╔══

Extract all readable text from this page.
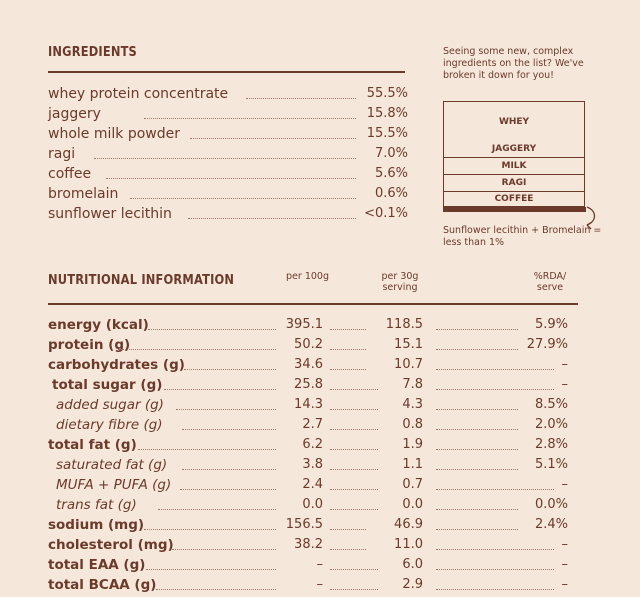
INGREDIENTS
whey protein concentrate	55.5%
jaggery	15.8%
whole milk powder	15.5%
ragi	7.0%
coffee	5.6%
bromelain	0.6%
sunflower lecithin	<0.1%
Seeing some new, complex ingredients on the list? We've broken it down for you!
WHEY
JAGGERY
MILK
RAGI
COFFEE
Sunflower lecithin + Bromelain = less than 1%
NUTRITIONAL INFORMATION	per 100g	per 30g serving
%RDA/ serve
energy (kcal)	395.1	118.5	5.9%
protein (g)	50.2	15.1	27.9%
carbohydrates (g)	34.6	10.7	–
total sugar (g)	25.8	7.8	–
added sugar (g)	14.3	4.3	8.5%
dietary fibre (g)	2.7	0.8	2.0%
total fat (g)	6.2	1.9	2.8%
saturated fat (g)	3.8	1.1	5.1%
MUFA + PUFA (g)	2.4	0.7	–
trans fat (g)	0.0	0.0	0.0%
sodium (mg)	156.5	46.9	2.4%
cholesterol (mg)	38.2	11.0	–
total EAA (g)	–	6.0	–
total BCAA (g)	–	2.9	–
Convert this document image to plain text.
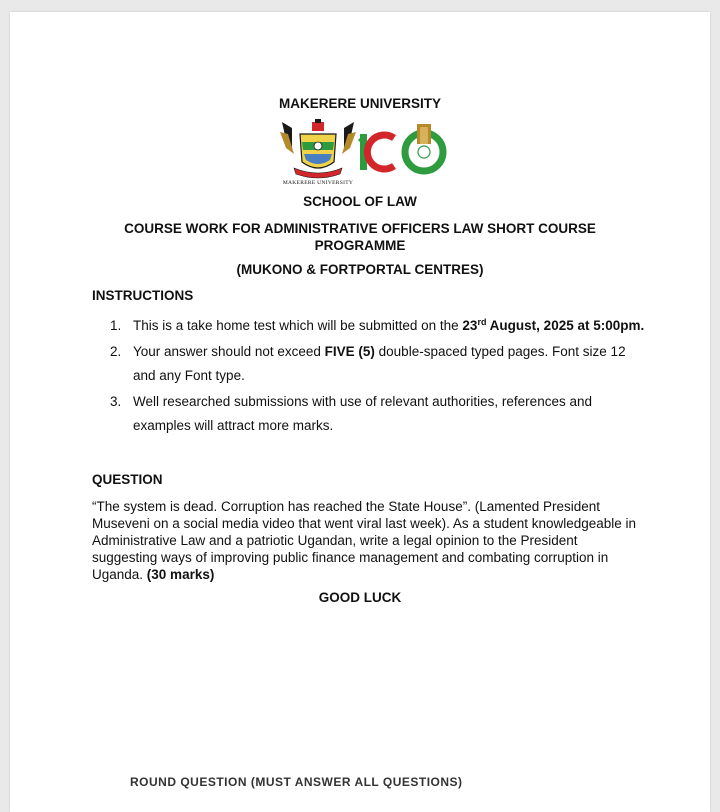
MAKERERE UNIVERSITY
MAKERERE UNIVERSITY
SCHOOL OF LAW
COURSE WORK FOR ADMINISTRATIVE OFFICERS LAW SHORT COURSE PROGRAMME
(MUKONO & FORTPORTAL CENTRES)
INSTRUCTIONS
1. This is a take home test which will be submitted on the 23rd August, 2025 at 5:00pm.
2. Your answer should not exceed FIVE (5) double-spaced typed pages. Font size 12 and any Font type.
3. Well researched submissions with use of relevant authorities, references and examples will attract more marks.
QUESTION
“The system is dead. Corruption has reached the State House”. (Lamented President Museveni on a social media video that went viral last week). As a student knowledgeable in Administrative Law and a patriotic Ugandan, write a legal opinion to the President suggesting ways of improving public finance management and combating corruption in Uganda. (30 marks)
GOOD LUCK
ROUND QUESTION (MUST ANSWER ALL QUESTIONS)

╚══

*ABOUT THIS TASK*.
The listing is to be repeated exactly, with its pictures removed.

*YOUR RESPONSE*.
Extract all readable text from this page.
INGREDIENTS
whey protein concentrate	55.5%
jaggery	15.8%
whole milk powder	15.5%
ragi	7.0%
coffee	5.6%
bromelain	0.6%
sunflower lecithin	<0.1%
Seeing some new, complex ingredients on the list? We've broken it down for you!
WHEY
JAGGERY
MILK
RAGI
COFFEE
Sunflower lecithin + Bromelain = less than 1%
NUTRITIONAL INFORMATION	per 100g	per 30g serving
%RDA/ serve
energy (kcal)	395.1	118.5	5.9%
protein (g)	50.2	15.1	27.9%
carbohydrates (g)	34.6	10.7	–
total sugar (g)	25.8	7.8	–
added sugar (g)	14.3	4.3	8.5%
dietary fibre (g)	2.7	0.8	2.0%
total fat (g)	6.2	1.9	2.8%
saturated fat (g)	3.8	1.1	5.1%
MUFA + PUFA (g)	2.4	0.7	–
trans fat (g)	0.0	0.0	0.0%
sodium (mg)	156.5	46.9	2.4%
cholesterol (mg)	38.2	11.0	–
total EAA (g)	–	6.0	–
total BCAA (g)	–	2.9	–
Convert this document image to plain text.
MAKERERE UNIVERSITY
MAKERERE UNIVERSITY
SCHOOL OF LAW
COURSE WORK FOR ADMINISTRATIVE OFFICERS LAW SHORT COURSE PROGRAMME
(MUKONO & FORTPORTAL CENTRES)
INSTRUCTIONS
1. This is a take home test which will be submitted on the 23rd August, 2025 at 5:00pm.
2. Your answer should not exceed FIVE (5) double-spaced typed pages. Font size 12 and any Font type.
3. Well researched submissions with use of relevant authorities, references and examples will attract more marks.
QUESTION
“The system is dead. Corruption has reached the State House”. (Lamented President Museveni on a social media video that went viral last week). As a student knowledgeable in Administrative Law and a patriotic Ugandan, write a legal opinion to the President suggesting ways of improving public finance management and combating corruption in Uganda. (30 marks)
GOOD LUCK
ROUND QUESTION (MUST ANSWER ALL QUESTIONS)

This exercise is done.